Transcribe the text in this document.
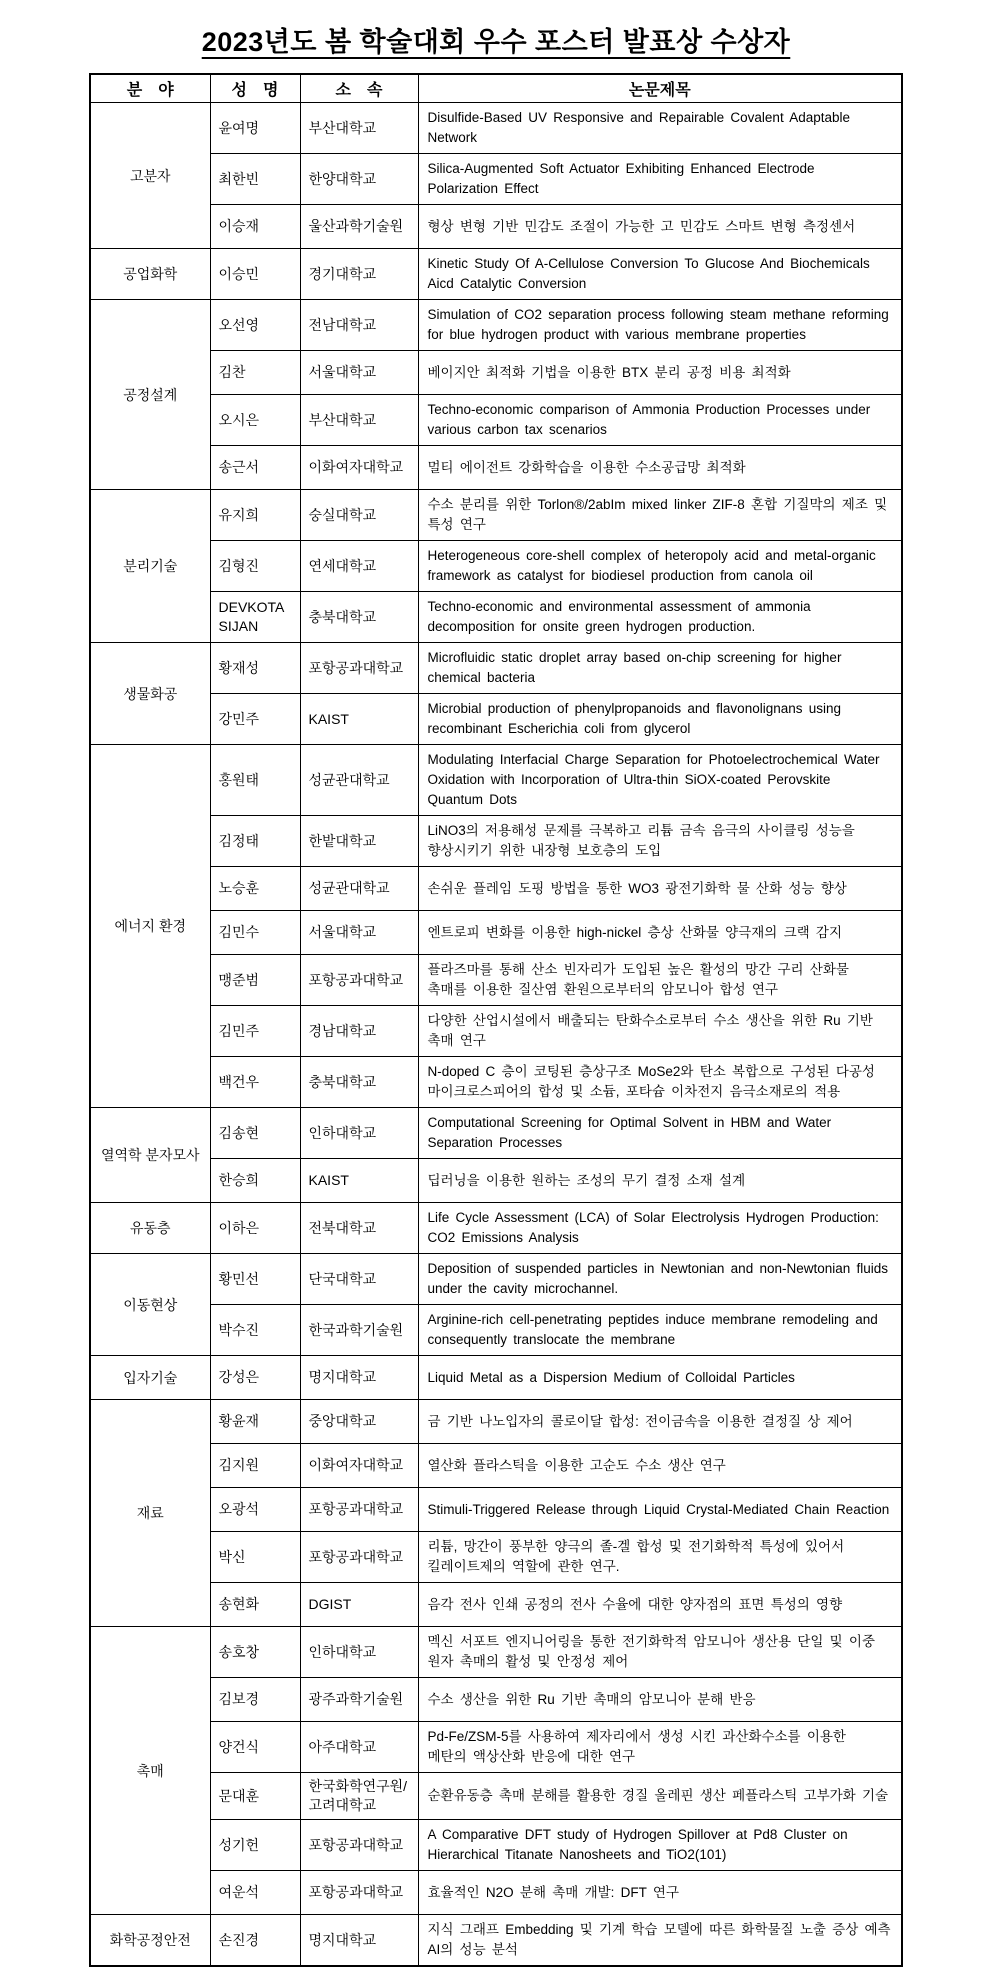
2023년도 봄 학술대회 우수 포스터 발표상 수상자
분　야	성　명	소　속	논문제목
고분자	윤여명	부산대학교	Disulfide-Based UV Responsive and Repairable Covalent Adaptable Network
	최한빈	한양대학교	Silica-Augmented Soft Actuator Exhibiting Enhanced Electrode Polarization Effect
	이승재	울산과학기술원	형상 변형 기반 민감도 조절이 가능한 고 민감도 스마트 변형 측정센서
공업화학	이승민	경기대학교	Kinetic Study Of A-Cellulose Conversion To Glucose And Biochemicals Aicd Catalytic Conversion
공정설계	오선영	전남대학교	Simulation of CO2 separation process following steam methane reforming for blue hydrogen product with various membrane properties
	김찬	서울대학교	베이지안 최적화 기법을 이용한 BTX 분리 공정 비용 최적화
	오시은	부산대학교	Techno-economic comparison of Ammonia Production Processes under various carbon tax scenarios
	송근서	이화여자대학교	멀티 에이전트 강화학습을 이용한 수소공급망 최적화
분리기술	유지희	숭실대학교	수소 분리를 위한 Torlon®/2abIm mixed linker ZIF-8 혼합 기질막의 제조 및 특성 연구
	김형진	연세대학교	Heterogeneous core-shell complex of heteropoly acid and metal-organic framework as catalyst for biodiesel production from canola oil
	DEVKOTA SIJAN	충북대학교	Techno-economic and environmental assessment of ammonia decomposition for onsite green hydrogen production.
생물화공	황재성	포항공과대학교	Microfluidic static droplet array based on-chip screening for higher chemical bacteria
	강민주	KAIST	Microbial production of phenylpropanoids and flavonolignans using recombinant Escherichia coli from glycerol
에너지 환경	홍원태	성균관대학교	Modulating Interfacial Charge Separation for Photoelectrochemical Water Oxidation with Incorporation of Ultra-thin SiOX-coated Perovskite Quantum Dots
	김정태	한밭대학교	LiNO3의 저용해성 문제를 극복하고 리튬 금속 음극의 사이클링 성능을 향상시키기 위한 내장형 보호층의 도입
	노승훈	성균관대학교	손쉬운 플레임 도핑 방법을 통한 WO3 광전기화학 물 산화 성능 향상
	김민수	서울대학교	엔트로피 변화를 이용한 high-nickel 층상 산화물 양극재의 크랙 감지
	맹준범	포항공과대학교	플라즈마를 통해 산소 빈자리가 도입된 높은 활성의 망간 구리 산화물 촉매를 이용한 질산염 환원으로부터의 암모니아 합성 연구
	김민주	경남대학교	다양한 산업시설에서 배출되는 탄화수소로부터 수소 생산을 위한 Ru 기반 촉매 연구
	백건우	충북대학교	N-doped C 층이 코팅된 층상구조 MoSe2와 탄소 복합으로 구성된 다공성 마이크로스피어의 합성 및 소듐, 포타슘 이차전지 음극소재로의 적용
열역학 분자모사	김송현	인하대학교	Computational Screening for Optimal Solvent in HBM and Water Separation Processes
	한승희	KAIST	딥러닝을 이용한 원하는 조성의 무기 결정 소재 설계
유동층	이하은	전북대학교	Life Cycle Assessment (LCA) of Solar Electrolysis Hydrogen Production: CO2 Emissions Analysis
이동현상	황민선	단국대학교	Deposition of suspended particles in Newtonian and non-Newtonian fluids under the cavity microchannel.
	박수진	한국과학기술원	Arginine-rich cell-penetrating peptides induce membrane remodeling and consequently translocate the membrane
입자기술	강성은	명지대학교	Liquid Metal as a Dispersion Medium of Colloidal Particles
재료	황윤재	중앙대학교	금 기반 나노입자의 콜로이달 합성: 전이금속을 이용한 결정질 상 제어
	김지원	이화여자대학교	열산화 플라스틱을 이용한 고순도 수소 생산 연구
	오광석	포항공과대학교	Stimuli-Triggered Release through Liquid Crystal-Mediated Chain Reaction
	박신	포항공과대학교	리튬, 망간이 풍부한 양극의 졸-겔 합성 및 전기화학적 특성에 있어서 킬레이트제의 역할에 관한 연구.
	송현화	DGIST	음각 전사 인쇄 공정의 전사 수율에 대한 양자점의 표면 특성의 영향
촉매	송호창	인하대학교	멕신 서포트 엔지니어링을 통한 전기화학적 암모니아 생산용 단일 및 이중 원자 촉매의 활성 및 안정성 제어
	김보경	광주과학기술원	수소 생산을 위한 Ru 기반 촉매의 암모니아 분해 반응
	양건식	아주대학교	Pd-Fe/ZSM-5를 사용하여 제자리에서 생성 시킨 과산화수소를 이용한 메탄의 액상산화 반응에 대한 연구
	문대훈	한국화학연구원/고려대학교	순환유동층 촉매 분해를 활용한 경질 올레핀 생산 페플라스틱 고부가화 기술
	성기헌	포항공과대학교	A Comparative DFT study of Hydrogen Spillover at Pd8 Cluster on Hierarchical Titanate Nanosheets and TiO2(101)
	여운석	포항공과대학교	효율적인 N2O 분해 촉매 개발: DFT 연구
화학공정안전	손진경	명지대학교	지식 그래프 Embedding 및 기계 학습 모델에 따른 화학물질 노출 증상 예측 AI의 성능 분석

Instructions for the task: Find the word "various" in the entries above and gather every line that holds it.

Completed task:
공정설계	오선영	전남대학교	Simulation of CO2 separation process following steam methane reforming for blue hydrogen product with various membrane properties
	오시은	부산대학교	Techno-economic comparison of Ammonia Production Processes under various carbon tax scenarios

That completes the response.